Given information:
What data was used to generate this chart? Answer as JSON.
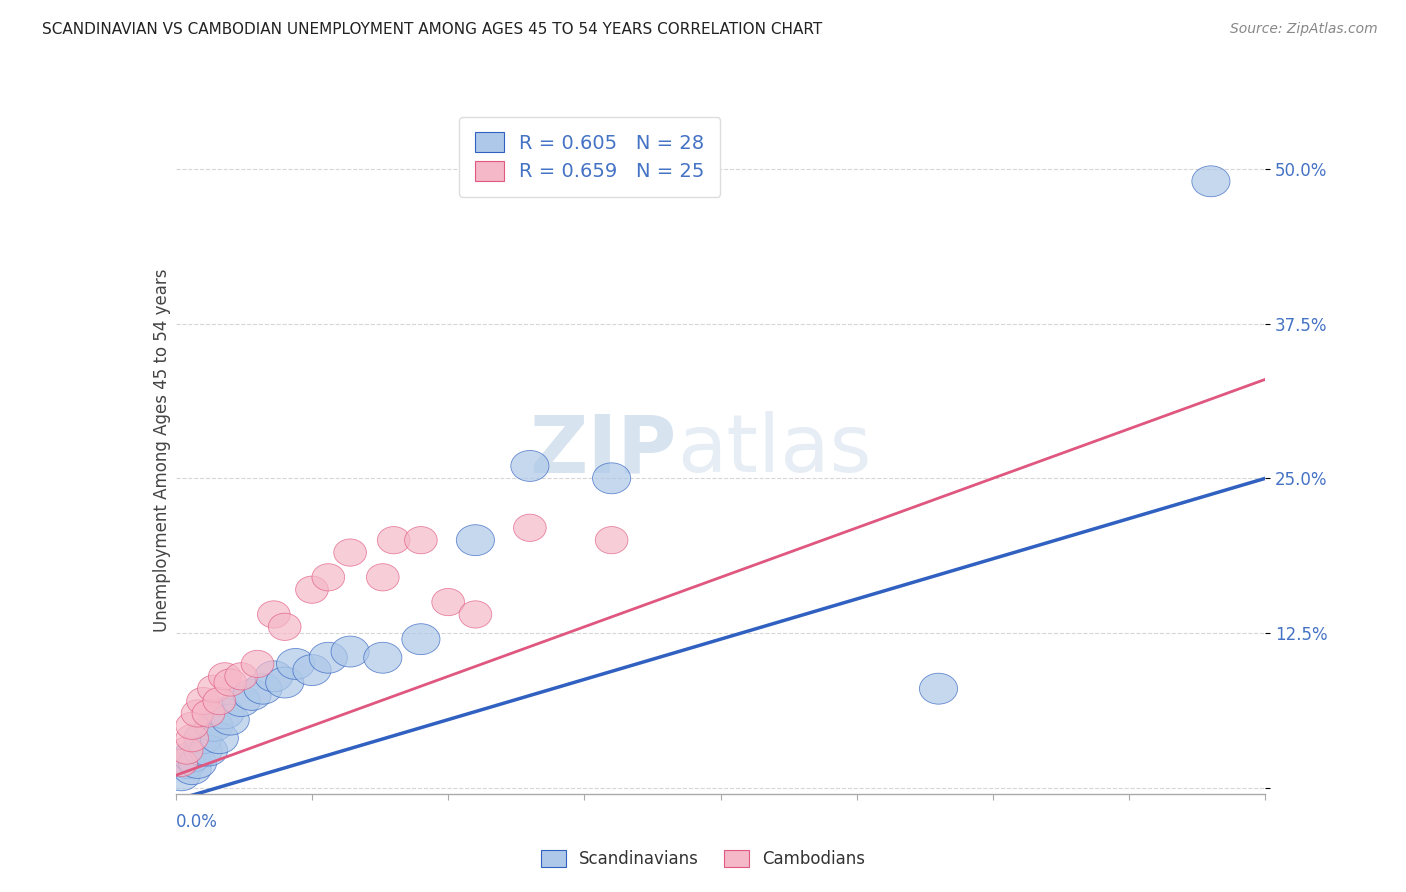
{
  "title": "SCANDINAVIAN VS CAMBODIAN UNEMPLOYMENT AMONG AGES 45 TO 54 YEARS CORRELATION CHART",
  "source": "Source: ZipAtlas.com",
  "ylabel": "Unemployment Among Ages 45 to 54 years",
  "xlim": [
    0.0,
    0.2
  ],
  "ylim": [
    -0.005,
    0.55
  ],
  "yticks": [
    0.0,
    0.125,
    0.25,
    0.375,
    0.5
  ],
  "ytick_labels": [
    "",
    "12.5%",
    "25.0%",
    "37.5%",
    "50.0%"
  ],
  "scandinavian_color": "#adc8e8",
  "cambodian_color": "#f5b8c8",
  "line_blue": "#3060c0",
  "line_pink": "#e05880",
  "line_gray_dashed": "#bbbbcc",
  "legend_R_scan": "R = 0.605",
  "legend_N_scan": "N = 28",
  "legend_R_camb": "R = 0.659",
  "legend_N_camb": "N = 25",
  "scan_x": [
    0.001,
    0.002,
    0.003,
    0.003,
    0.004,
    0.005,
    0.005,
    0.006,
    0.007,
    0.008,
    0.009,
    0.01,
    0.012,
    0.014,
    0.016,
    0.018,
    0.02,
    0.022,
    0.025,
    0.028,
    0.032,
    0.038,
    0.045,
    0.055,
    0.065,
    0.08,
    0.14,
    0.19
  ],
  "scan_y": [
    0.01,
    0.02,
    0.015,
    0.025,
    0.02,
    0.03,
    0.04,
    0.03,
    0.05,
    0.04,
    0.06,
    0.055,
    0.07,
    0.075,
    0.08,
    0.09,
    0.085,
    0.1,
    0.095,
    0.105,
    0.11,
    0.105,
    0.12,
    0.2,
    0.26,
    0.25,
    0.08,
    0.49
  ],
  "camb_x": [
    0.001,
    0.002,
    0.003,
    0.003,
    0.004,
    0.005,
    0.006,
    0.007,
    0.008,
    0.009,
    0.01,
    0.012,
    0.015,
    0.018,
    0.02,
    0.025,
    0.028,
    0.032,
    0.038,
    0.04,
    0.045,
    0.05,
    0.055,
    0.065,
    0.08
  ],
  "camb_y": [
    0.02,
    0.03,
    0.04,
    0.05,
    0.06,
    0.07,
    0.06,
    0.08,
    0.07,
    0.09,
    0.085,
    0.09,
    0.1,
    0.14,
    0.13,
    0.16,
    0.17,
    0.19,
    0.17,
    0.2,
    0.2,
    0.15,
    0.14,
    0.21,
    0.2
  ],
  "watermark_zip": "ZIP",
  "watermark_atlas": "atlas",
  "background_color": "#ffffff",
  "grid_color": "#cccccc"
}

Short exercise: From the records given above, reproduce all text exactly and exclude each picture.

Output of the exercise:
What data was used to generate this chart? Answer as JSON.
{
  "title": "SCANDINAVIAN VS CAMBODIAN UNEMPLOYMENT AMONG AGES 45 TO 54 YEARS CORRELATION CHART",
  "source": "Source: ZipAtlas.com",
  "ylabel": "Unemployment Among Ages 45 to 54 years",
  "xlim": [
    0.0,
    0.2
  ],
  "ylim": [
    -0.005,
    0.55
  ],
  "yticks": [
    0.0,
    0.125,
    0.25,
    0.375,
    0.5
  ],
  "ytick_labels": [
    "",
    "12.5%",
    "25.0%",
    "37.5%",
    "50.0%"
  ],
  "scandinavian_color": "#adc8e8",
  "cambodian_color": "#f5b8c8",
  "line_blue": "#3060c0",
  "line_pink": "#e05880",
  "line_gray_dashed": "#bbbbcc",
  "legend_R_scan": "R = 0.605",
  "legend_N_scan": "N = 28",
  "legend_R_camb": "R = 0.659",
  "legend_N_camb": "N = 25",
  "scan_x": [
    0.001,
    0.002,
    0.003,
    0.003,
    0.004,
    0.005,
    0.005,
    0.006,
    0.007,
    0.008,
    0.009,
    0.01,
    0.012,
    0.014,
    0.016,
    0.018,
    0.02,
    0.022,
    0.025,
    0.028,
    0.032,
    0.038,
    0.045,
    0.055,
    0.065,
    0.08,
    0.14,
    0.19
  ],
  "scan_y": [
    0.01,
    0.02,
    0.015,
    0.025,
    0.02,
    0.03,
    0.04,
    0.03,
    0.05,
    0.04,
    0.06,
    0.055,
    0.07,
    0.075,
    0.08,
    0.09,
    0.085,
    0.1,
    0.095,
    0.105,
    0.11,
    0.105,
    0.12,
    0.2,
    0.26,
    0.25,
    0.08,
    0.49
  ],
  "camb_x": [
    0.001,
    0.002,
    0.003,
    0.003,
    0.004,
    0.005,
    0.006,
    0.007,
    0.008,
    0.009,
    0.01,
    0.012,
    0.015,
    0.018,
    0.02,
    0.025,
    0.028,
    0.032,
    0.038,
    0.04,
    0.045,
    0.05,
    0.055,
    0.065,
    0.08
  ],
  "camb_y": [
    0.02,
    0.03,
    0.04,
    0.05,
    0.06,
    0.07,
    0.06,
    0.08,
    0.07,
    0.09,
    0.085,
    0.09,
    0.1,
    0.14,
    0.13,
    0.16,
    0.17,
    0.19,
    0.17,
    0.2,
    0.2,
    0.15,
    0.14,
    0.21,
    0.2
  ],
  "watermark_zip": "ZIP",
  "watermark_atlas": "atlas",
  "background_color": "#ffffff",
  "grid_color": "#cccccc"
}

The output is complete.